[Spatial annotation listing]

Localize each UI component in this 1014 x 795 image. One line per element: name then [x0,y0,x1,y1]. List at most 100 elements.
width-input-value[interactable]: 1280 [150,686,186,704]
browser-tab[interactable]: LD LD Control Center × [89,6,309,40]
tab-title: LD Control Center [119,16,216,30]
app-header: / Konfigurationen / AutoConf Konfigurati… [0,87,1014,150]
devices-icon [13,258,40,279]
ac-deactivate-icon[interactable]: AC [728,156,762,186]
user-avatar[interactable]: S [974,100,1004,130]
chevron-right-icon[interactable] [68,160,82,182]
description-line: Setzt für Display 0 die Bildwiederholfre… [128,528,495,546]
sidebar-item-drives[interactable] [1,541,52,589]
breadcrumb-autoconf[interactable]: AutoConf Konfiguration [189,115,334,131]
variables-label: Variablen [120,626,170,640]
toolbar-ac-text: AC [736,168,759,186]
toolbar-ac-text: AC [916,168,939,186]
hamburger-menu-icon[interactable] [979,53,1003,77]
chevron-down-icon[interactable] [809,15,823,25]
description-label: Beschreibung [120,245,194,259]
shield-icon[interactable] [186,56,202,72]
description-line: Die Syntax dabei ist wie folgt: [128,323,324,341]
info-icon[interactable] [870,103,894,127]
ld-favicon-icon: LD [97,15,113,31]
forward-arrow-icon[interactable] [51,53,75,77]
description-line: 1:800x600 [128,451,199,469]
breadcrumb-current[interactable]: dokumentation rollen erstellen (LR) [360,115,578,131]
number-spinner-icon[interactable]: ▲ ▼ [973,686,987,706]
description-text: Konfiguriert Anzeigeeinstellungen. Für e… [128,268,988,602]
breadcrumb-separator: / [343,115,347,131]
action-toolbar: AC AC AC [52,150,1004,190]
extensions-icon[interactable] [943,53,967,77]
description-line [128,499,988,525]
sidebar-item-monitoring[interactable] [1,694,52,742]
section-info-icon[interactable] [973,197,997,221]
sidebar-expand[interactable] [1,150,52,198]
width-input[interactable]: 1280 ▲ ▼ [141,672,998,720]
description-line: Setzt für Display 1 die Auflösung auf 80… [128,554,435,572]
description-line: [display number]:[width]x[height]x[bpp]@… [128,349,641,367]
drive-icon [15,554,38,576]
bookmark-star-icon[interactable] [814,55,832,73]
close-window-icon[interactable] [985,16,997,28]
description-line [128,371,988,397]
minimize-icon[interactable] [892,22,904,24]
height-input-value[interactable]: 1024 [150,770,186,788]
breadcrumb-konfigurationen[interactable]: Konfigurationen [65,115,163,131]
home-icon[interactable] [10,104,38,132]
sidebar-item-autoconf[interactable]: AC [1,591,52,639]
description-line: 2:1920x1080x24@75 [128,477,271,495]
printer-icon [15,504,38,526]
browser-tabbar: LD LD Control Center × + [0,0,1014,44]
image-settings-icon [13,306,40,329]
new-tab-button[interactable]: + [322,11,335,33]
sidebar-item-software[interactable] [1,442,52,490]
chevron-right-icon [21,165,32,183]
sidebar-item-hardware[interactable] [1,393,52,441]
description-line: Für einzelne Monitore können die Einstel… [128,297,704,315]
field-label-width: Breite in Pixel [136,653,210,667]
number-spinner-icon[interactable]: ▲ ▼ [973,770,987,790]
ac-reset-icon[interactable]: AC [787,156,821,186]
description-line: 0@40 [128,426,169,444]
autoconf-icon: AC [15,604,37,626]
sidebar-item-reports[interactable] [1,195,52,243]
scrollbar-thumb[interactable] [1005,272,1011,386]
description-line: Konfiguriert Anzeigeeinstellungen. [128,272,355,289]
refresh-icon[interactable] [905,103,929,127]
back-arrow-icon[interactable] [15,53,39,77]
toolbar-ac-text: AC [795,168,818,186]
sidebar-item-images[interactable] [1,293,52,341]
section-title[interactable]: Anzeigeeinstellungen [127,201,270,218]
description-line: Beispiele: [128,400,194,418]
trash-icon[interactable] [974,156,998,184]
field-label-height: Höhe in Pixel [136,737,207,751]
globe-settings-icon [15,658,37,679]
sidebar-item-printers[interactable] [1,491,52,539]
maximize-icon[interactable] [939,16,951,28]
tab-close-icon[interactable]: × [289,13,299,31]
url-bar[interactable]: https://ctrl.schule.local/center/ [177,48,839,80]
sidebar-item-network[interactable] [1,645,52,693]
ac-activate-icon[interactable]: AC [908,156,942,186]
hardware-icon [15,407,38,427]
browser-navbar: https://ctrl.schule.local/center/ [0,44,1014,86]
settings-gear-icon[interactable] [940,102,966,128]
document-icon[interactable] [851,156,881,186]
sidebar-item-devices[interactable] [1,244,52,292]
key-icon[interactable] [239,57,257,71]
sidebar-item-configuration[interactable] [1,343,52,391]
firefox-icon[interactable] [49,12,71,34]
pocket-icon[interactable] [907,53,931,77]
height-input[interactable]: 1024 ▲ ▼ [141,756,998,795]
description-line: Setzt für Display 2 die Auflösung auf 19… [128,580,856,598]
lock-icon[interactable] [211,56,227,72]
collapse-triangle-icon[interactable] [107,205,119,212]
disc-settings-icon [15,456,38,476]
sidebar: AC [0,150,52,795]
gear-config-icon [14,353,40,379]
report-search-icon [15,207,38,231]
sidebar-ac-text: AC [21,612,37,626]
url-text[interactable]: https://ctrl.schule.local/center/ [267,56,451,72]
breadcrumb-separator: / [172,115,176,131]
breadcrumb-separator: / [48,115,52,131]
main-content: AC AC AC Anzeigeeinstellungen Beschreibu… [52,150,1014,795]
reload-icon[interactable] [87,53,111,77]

== TASK GOAL ==
Transcribe the listing verbatim from its first line up to and including the line containing "devices-icon [13,258,40,279]".

== FINISHED ANSWER ==
Localize each UI component in this 1014 x 795 image. One line per element: name then [x0,y0,x1,y1]. List at most 100 elements.
width-input-value[interactable]: 1280 [150,686,186,704]
browser-tab[interactable]: LD LD Control Center × [89,6,309,40]
tab-title: LD Control Center [119,16,216,30]
app-header: / Konfigurationen / AutoConf Konfigurati… [0,87,1014,150]
devices-icon [13,258,40,279]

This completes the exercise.